Exercise = Transcribe all of the material exactly. Any picture in it should be left out.

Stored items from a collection

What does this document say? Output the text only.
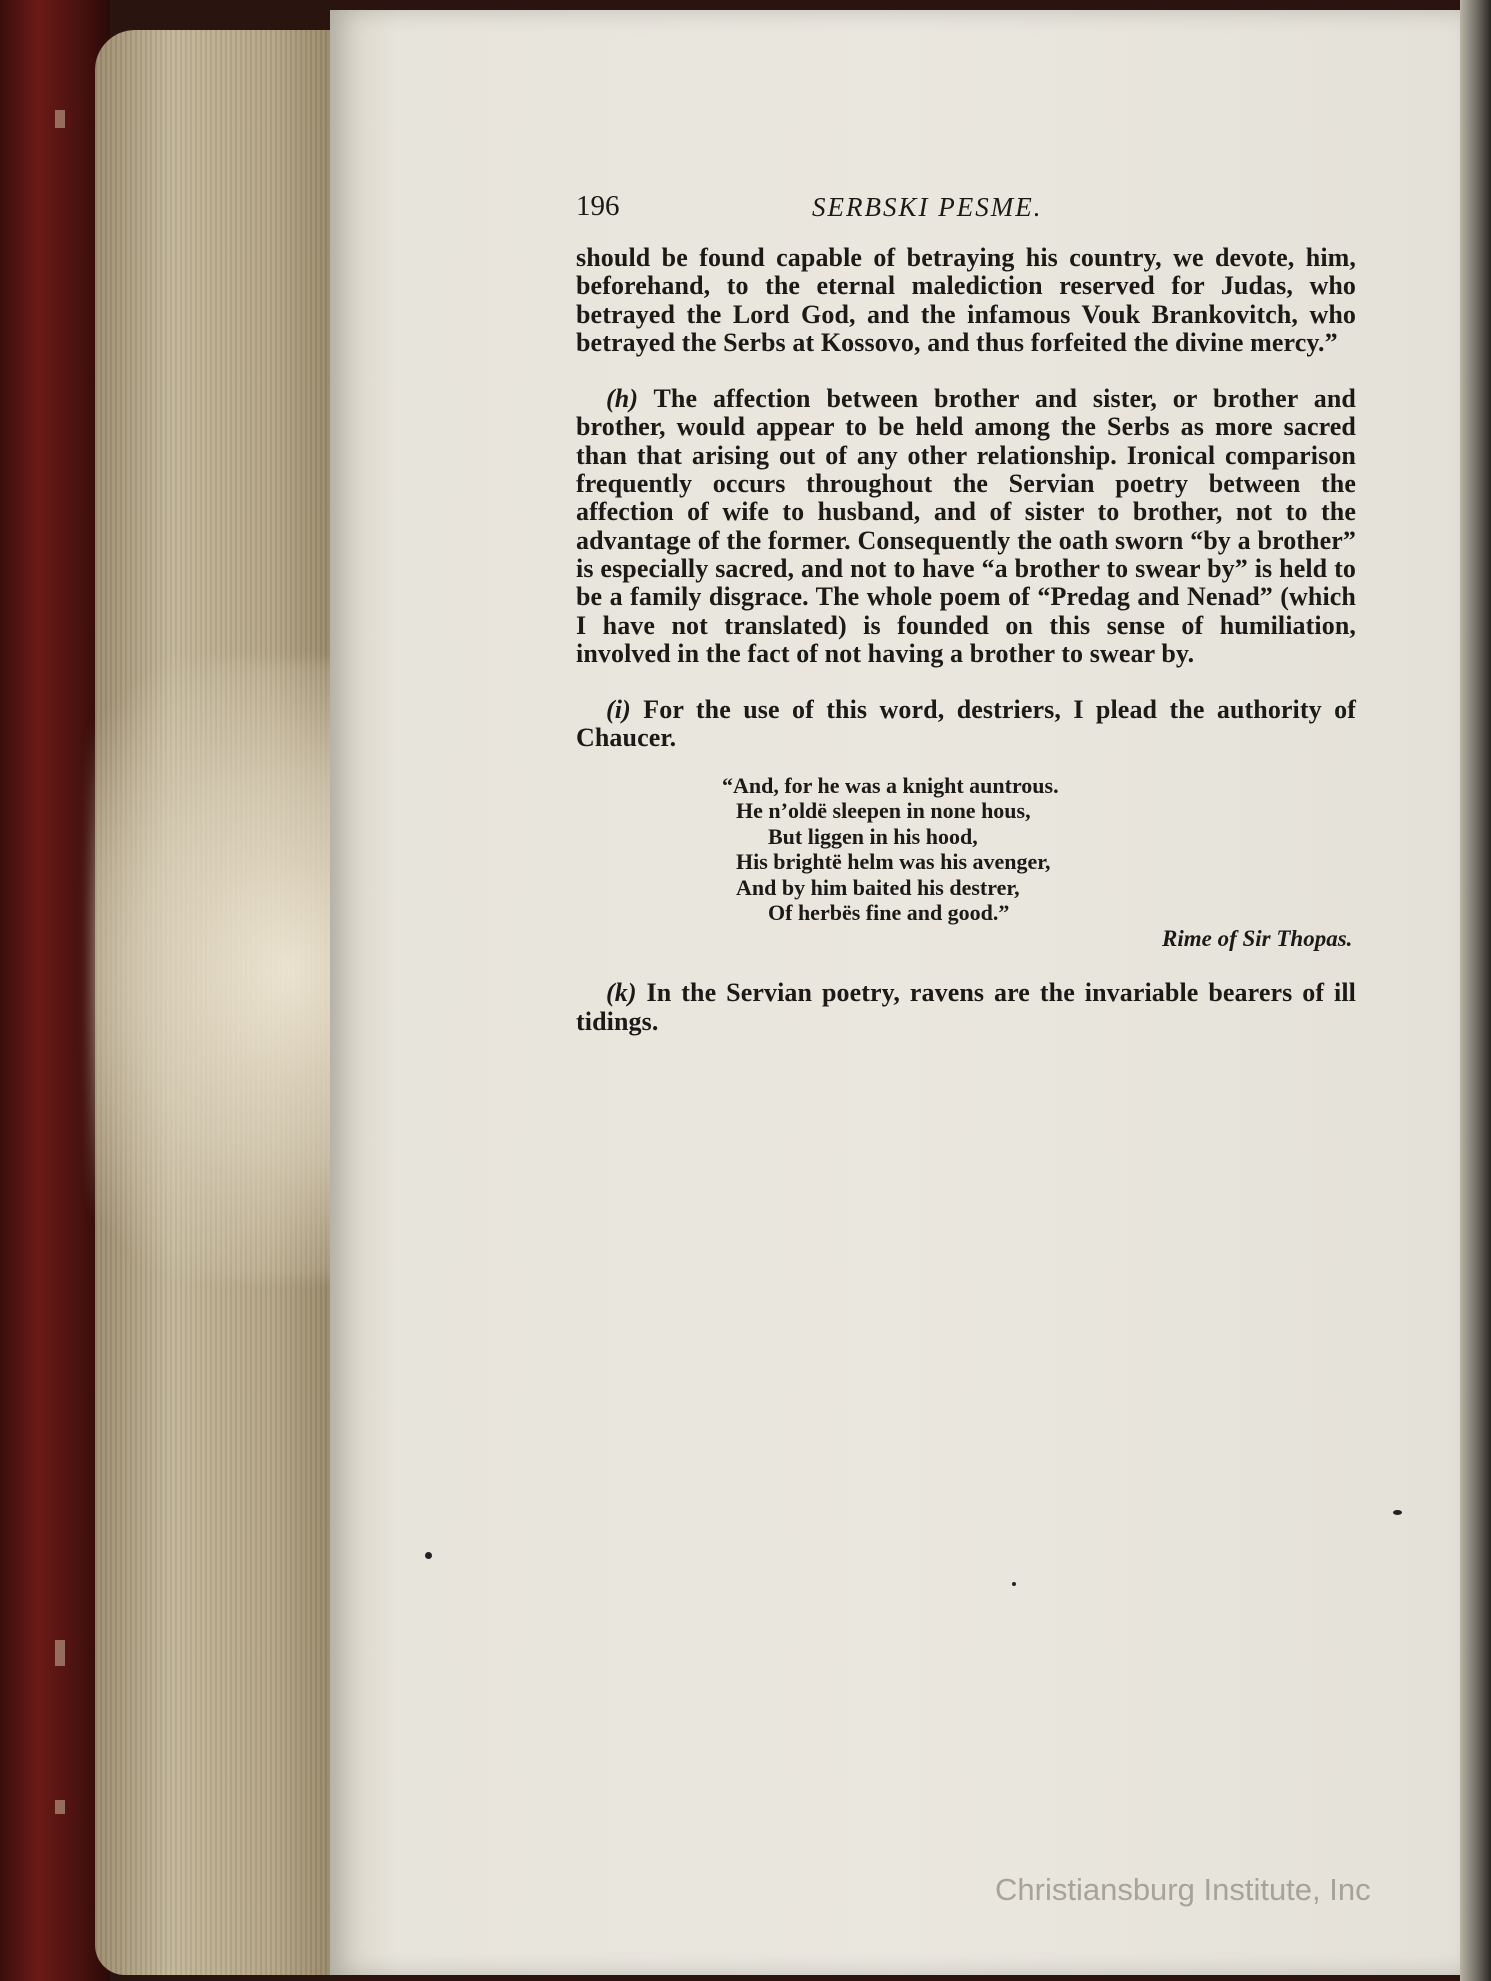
196	SERBSKI PESME.

should be found capable of betraying his country, we devote, him, beforehand, to the eternal malediction reserved for Judas, who betrayed the Lord God, and the infamous Vouk Brankovitch, who betrayed the Serbs at Kossovo, and thus forfeited the divine mercy.”

(h) The affection between brother and sister, or brother and brother, would appear to be held among the Serbs as more sacred than that arising out of any other relationship. Ironical comparison frequently occurs throughout the Servian poetry between the affection of wife to husband, and of sister to brother, not to the advantage of the former. Consequently the oath sworn “by a brother” is especially sacred, and not to have “a brother to swear by” is held to be a family disgrace. The whole poem of “Predag and Nenad” (which I have not translated) is founded on this sense of humiliation, involved in the fact of not having a brother to swear by.

(i) For the use of this word, destriers, I plead the authority of Chaucer.

“And, for he was a knight auntrous.
He n’oldë sleepen in none hous,
But liggen in his hood,
His brightë helm was his avenger,
And by him baited his destrer,
Of herbës fine and good.”
Rime of Sir Thopas.

(k) In the Servian poetry, ravens are the invariable bearers of ill tidings.

Christiansburg Institute, Inc
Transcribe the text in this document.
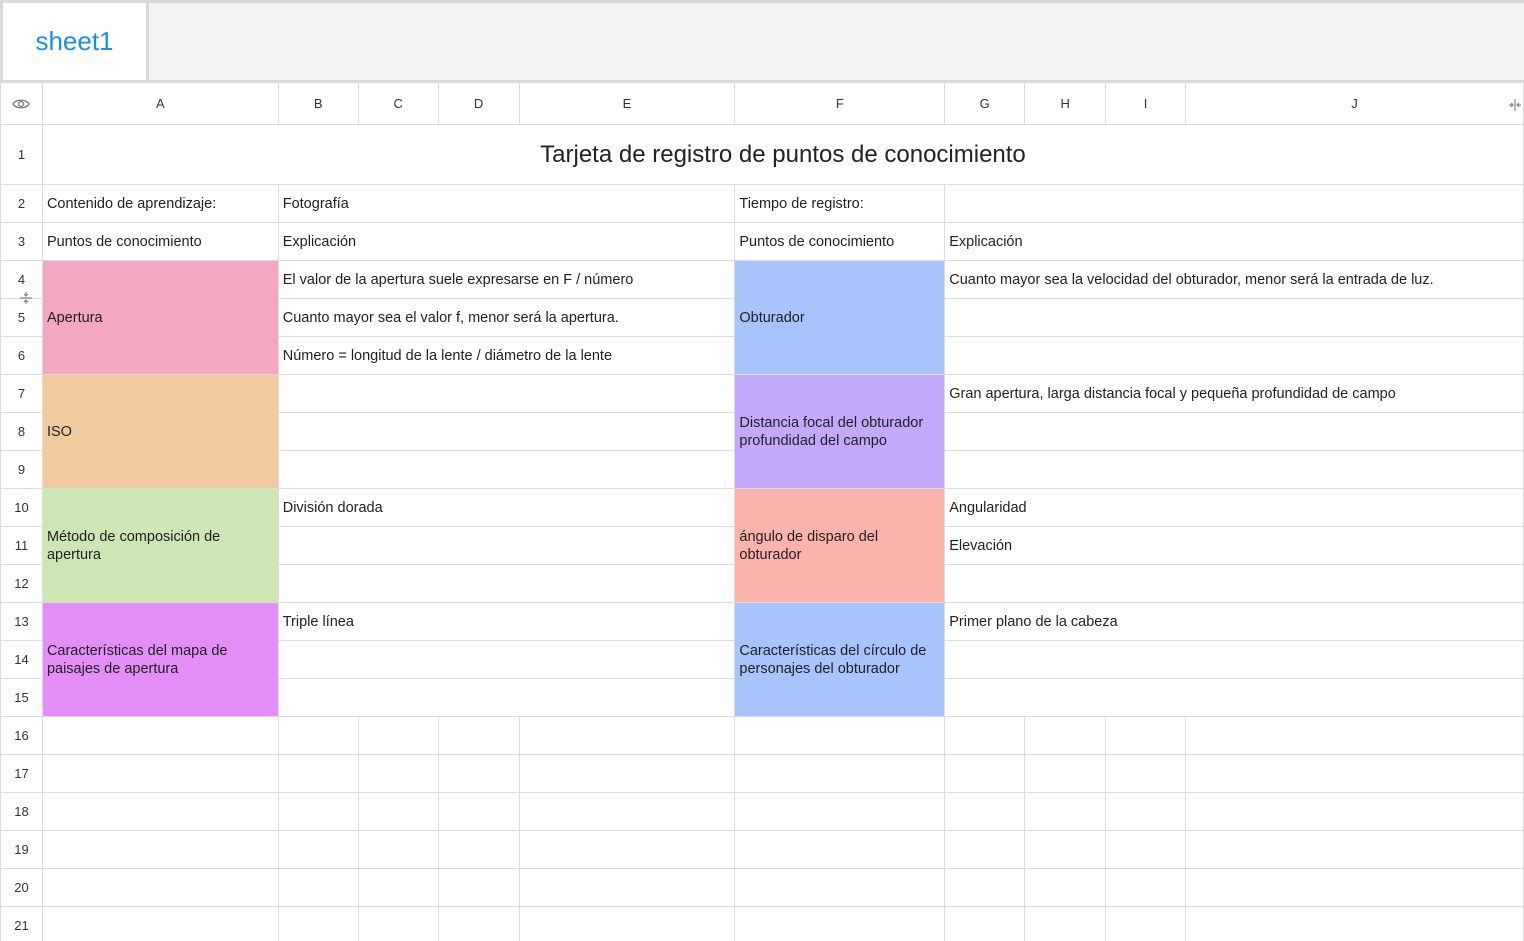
sheet1
	A	B	C	D	E	F	G	H	I	J
1	Tarjeta de registro de puntos de conocimiento									
2	Contenido de aprendizaje:	Fotografía				Tiempo de registro:				
3	Puntos de conocimiento	Explicación				Puntos de conocimiento	Explicación			
4	Apertura	El valor de la apertura suele expresarse en F / número				Obturador	Cuanto mayor sea la velocidad del obturador, menor será la entrada de luz.			
5		Cuanto mayor sea el valor f, menor será la apertura.								
6		Número = longitud de la lente / diámetro de la lente								
7	ISO					Distancia focal del obturador profundidad del campo	Gran apertura, larga distancia focal y pequeña profundidad de campo			
8										
9										
10	Método de composición de apertura	División dorada				ángulo de disparo del obturador	Angularidad			
11							Elevación			
12										
13	Características del mapa de paisajes de apertura	Triple línea				Características del círculo de personajes del obturador	Primer plano de la cabeza			
14										
15										
16										
17										
18										
19										
20										
21										
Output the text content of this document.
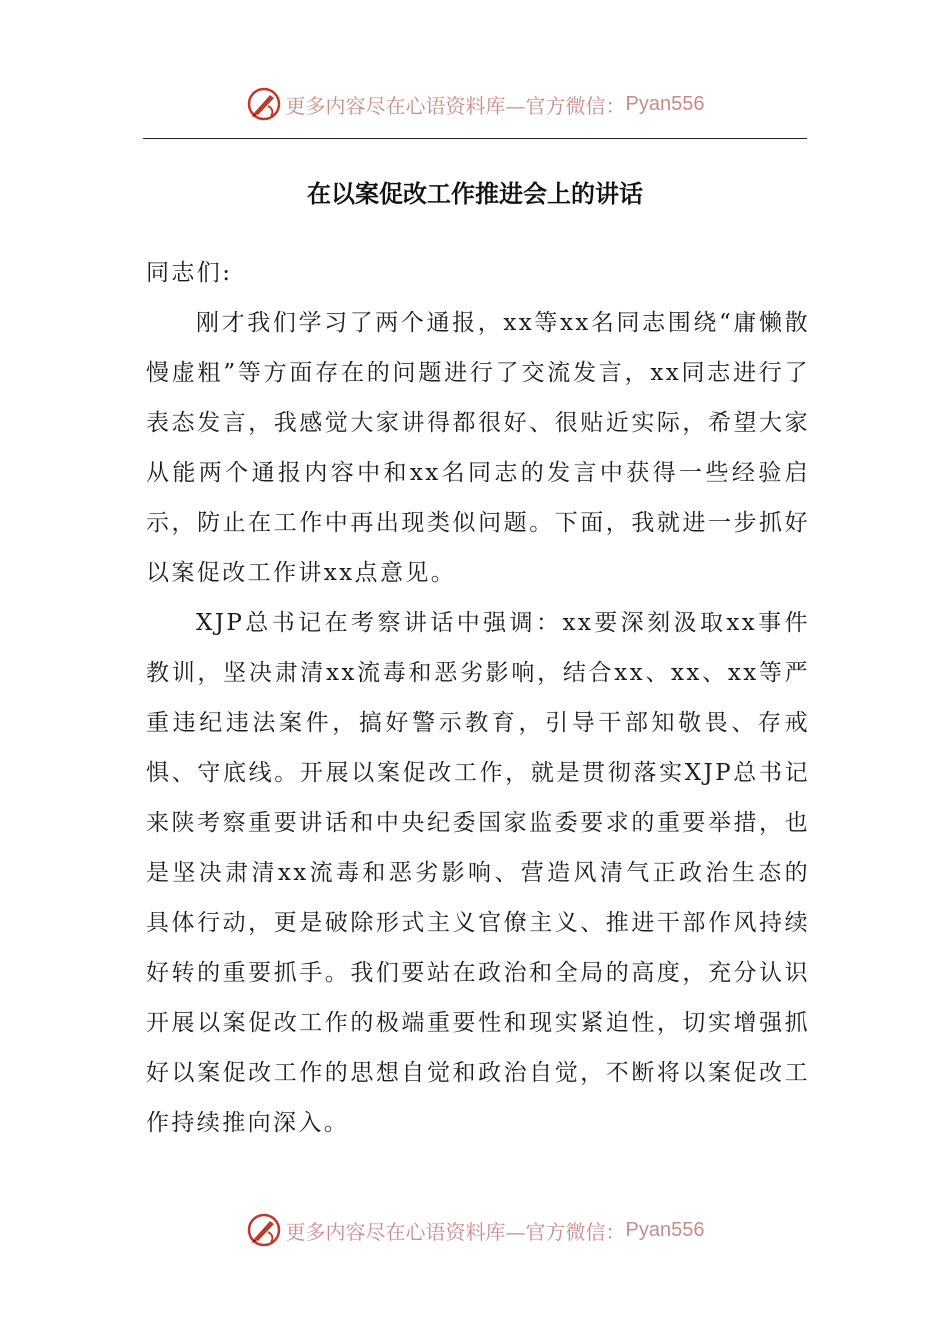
更多内容尽在心语资料库—官方微信： Pyan556
在以案促改工作推进会上的讲话

同志们:

刚才我们学习了两个通报，xx等xx名同志围绕“庸懒散慢虚粗”等方面存在的问题进行了交流发言，xx同志进行了表态发言，我感觉大家讲得都很好、很贴近实际，希望大家从能两个通报内容中和xx名同志的发言中获得一些经验启示，防止在工作中再出现类似问题。下面，我就进一步抓好以案促改工作讲xx点意见。

XJP总书记在考察讲话中强调：xx要深刻汲取xx事件教训，坚决肃清xx流毒和恶劣影响，结合xx、xx、xx等严重违纪违法案件，搞好警示教育，引导干部知敬畏、存戒惧、守底线。开展以案促改工作，就是贯彻落实XJP总书记来陕考察重要讲话和中央纪委国家监委要求的重要举措，也是坚决肃清xx流毒和恶劣影响、营造风清气正政治生态的具体行动，更是破除形式主义官僚主义、推进干部作风持续好转的重要抓手。我们要站在政治和全局的高度，充分认识开展以案促改工作的极端重要性和现实紧迫性，切实增强抓好以案促改工作的思想自觉和政治自觉，不断将以案促改工作持续推向深入。

更多内容尽在心语资料库—官方微信： Pyan556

Finished exercise =
What does this document say? Output the text only.
196	SERBSKI PESME.

should be found capable of betraying his country, we devote, him, beforehand, to the eternal malediction reserved for Judas, who betrayed the Lord God, and the infamous Vouk Brankovitch, who betrayed the Serbs at Kossovo, and thus forfeited the divine mercy.”

(h) The affection between brother and sister, or brother and brother, would appear to be held among the Serbs as more sacred than that arising out of any other relationship. Ironical comparison frequently occurs throughout the Servian poetry between the affection of wife to husband, and of sister to brother, not to the advantage of the former. Consequently the oath sworn “by a brother” is especially sacred, and not to have “a brother to swear by” is held to be a family disgrace. The whole poem of “Predag and Nenad” (which I have not translated) is founded on this sense of humiliation, involved in the fact of not having a brother to swear by.

(i) For the use of this word, destriers, I plead the authority of Chaucer.

“And, for he was a knight auntrous.
He n’oldë sleepen in none hous,
But liggen in his hood,
His brightë helm was his avenger,
And by him baited his destrer,
Of herbës fine and good.”
Rime of Sir Thopas.

(k) In the Servian poetry, ravens are the invariable bearers of ill tidings.

Christiansburg Institute, Inc
Transcribe the text in this document.
sheet1
	A	B	C	D	E	F	G	H	I	J
1	Tarjeta de registro de puntos de conocimiento									
2	Contenido de aprendizaje:	Fotografía				Tiempo de registro:				
3	Puntos de conocimiento	Explicación				Puntos de conocimiento	Explicación			
4	Apertura	El valor de la apertura suele expresarse en F / número				Obturador	Cuanto mayor sea la velocidad del obturador, menor será la entrada de luz.			
5		Cuanto mayor sea el valor f, menor será la apertura.								
6		Número = longitud de la lente / diámetro de la lente								
7	ISO					Distancia focal del obturador profundidad del campo	Gran apertura, larga distancia focal y pequeña profundidad de campo			
8										
9										
10	Método de composición de apertura	División dorada				ángulo de disparo del obturador	Angularidad			
11							Elevación			
12										
13	Características del mapa de paisajes de apertura	Triple línea				Características del círculo de personajes del obturador	Primer plano de la cabeza			
14										
15										
16										
17										
18										
19										
20										
21										
Output the text content of this document.
更多内容尽在心语资料库—官方微信： Pyan556
在以案促改工作推进会上的讲话

同志们:

刚才我们学习了两个通报，xx等xx名同志围绕“庸懒散慢虚粗”等方面存在的问题进行了交流发言，xx同志进行了表态发言，我感觉大家讲得都很好、很贴近实际，希望大家从能两个通报内容中和xx名同志的发言中获得一些经验启示，防止在工作中再出现类似问题。下面，我就进一步抓好以案促改工作讲xx点意见。

XJP总书记在考察讲话中强调：xx要深刻汲取xx事件教训，坚决肃清xx流毒和恶劣影响，结合xx、xx、xx等严重违纪违法案件，搞好警示教育，引导干部知敬畏、存戒惧、守底线。开展以案促改工作，就是贯彻落实XJP总书记来陕考察重要讲话和中央纪委国家监委要求的重要举措，也是坚决肃清xx流毒和恶劣影响、营造风清气正政治生态的具体行动，更是破除形式主义官僚主义、推进干部作风持续好转的重要抓手。我们要站在政治和全局的高度，充分认识开展以案促改工作的极端重要性和现实紧迫性，切实增强抓好以案促改工作的思想自觉和政治自觉，不断将以案促改工作持续推向深入。

更多内容尽在心语资料库—官方微信： Pyan556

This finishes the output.